# What is asked
Extract the full listing below without altering a single character.

# Supplied information

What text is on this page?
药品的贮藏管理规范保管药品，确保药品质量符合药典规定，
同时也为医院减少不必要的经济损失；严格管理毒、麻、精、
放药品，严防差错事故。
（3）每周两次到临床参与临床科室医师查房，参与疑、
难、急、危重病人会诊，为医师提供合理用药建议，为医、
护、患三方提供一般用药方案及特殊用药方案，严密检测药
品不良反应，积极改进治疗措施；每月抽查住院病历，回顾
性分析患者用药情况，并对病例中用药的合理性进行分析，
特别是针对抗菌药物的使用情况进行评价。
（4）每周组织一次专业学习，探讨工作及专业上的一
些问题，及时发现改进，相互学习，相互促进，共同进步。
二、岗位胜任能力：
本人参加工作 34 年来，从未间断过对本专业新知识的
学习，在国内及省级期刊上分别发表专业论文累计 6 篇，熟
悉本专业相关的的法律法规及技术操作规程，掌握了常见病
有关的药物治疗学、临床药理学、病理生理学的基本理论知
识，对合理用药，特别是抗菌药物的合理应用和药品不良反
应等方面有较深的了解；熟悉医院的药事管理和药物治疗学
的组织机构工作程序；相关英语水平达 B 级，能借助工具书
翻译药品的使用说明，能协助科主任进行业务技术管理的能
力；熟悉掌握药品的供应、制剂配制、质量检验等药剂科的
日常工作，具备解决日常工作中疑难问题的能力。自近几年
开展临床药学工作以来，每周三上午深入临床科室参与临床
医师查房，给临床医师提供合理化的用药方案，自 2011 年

# Exercise answer
What text is on this page?
药品的贮藏管理规范保管药品，确保药品质量符合药典规定，
同时也为医院减少不必要的经济损失；严格管理毒、麻、精、
放药品，严防差错事故。
（3）每周两次到临床参与临床科室医师查房，参与疑、
难、急、危重病人会诊，为医师提供合理用药建议，为医、
护、患三方提供一般用药方案及特殊用药方案，严密检测药
品不良反应，积极改进治疗措施；每月抽查住院病历，回顾
性分析患者用药情况，并对病例中用药的合理性进行分析，
特别是针对抗菌药物的使用情况进行评价。
（4）每周组织一次专业学习，探讨工作及专业上的一
些问题，及时发现改进，相互学习，相互促进，共同进步。
二、岗位胜任能力：
本人参加工作 34 年来，从未间断过对本专业新知识的
学习，在国内及省级期刊上分别发表专业论文累计 6 篇，熟
悉本专业相关的的法律法规及技术操作规程，掌握了常见病
有关的药物治疗学、临床药理学、病理生理学的基本理论知
识，对合理用药，特别是抗菌药物的合理应用和药品不良反
应等方面有较深的了解；熟悉医院的药事管理和药物治疗学
的组织机构工作程序；相关英语水平达 B 级，能借助工具书
翻译药品的使用说明，能协助科主任进行业务技术管理的能
力；熟悉掌握药品的供应、制剂配制、质量检验等药剂科的
日常工作，具备解决日常工作中疑难问题的能力。自近几年
开展临床药学工作以来，每周三上午深入临床科室参与临床
医师查房，给临床医师提供合理化的用药方案，自 2011 年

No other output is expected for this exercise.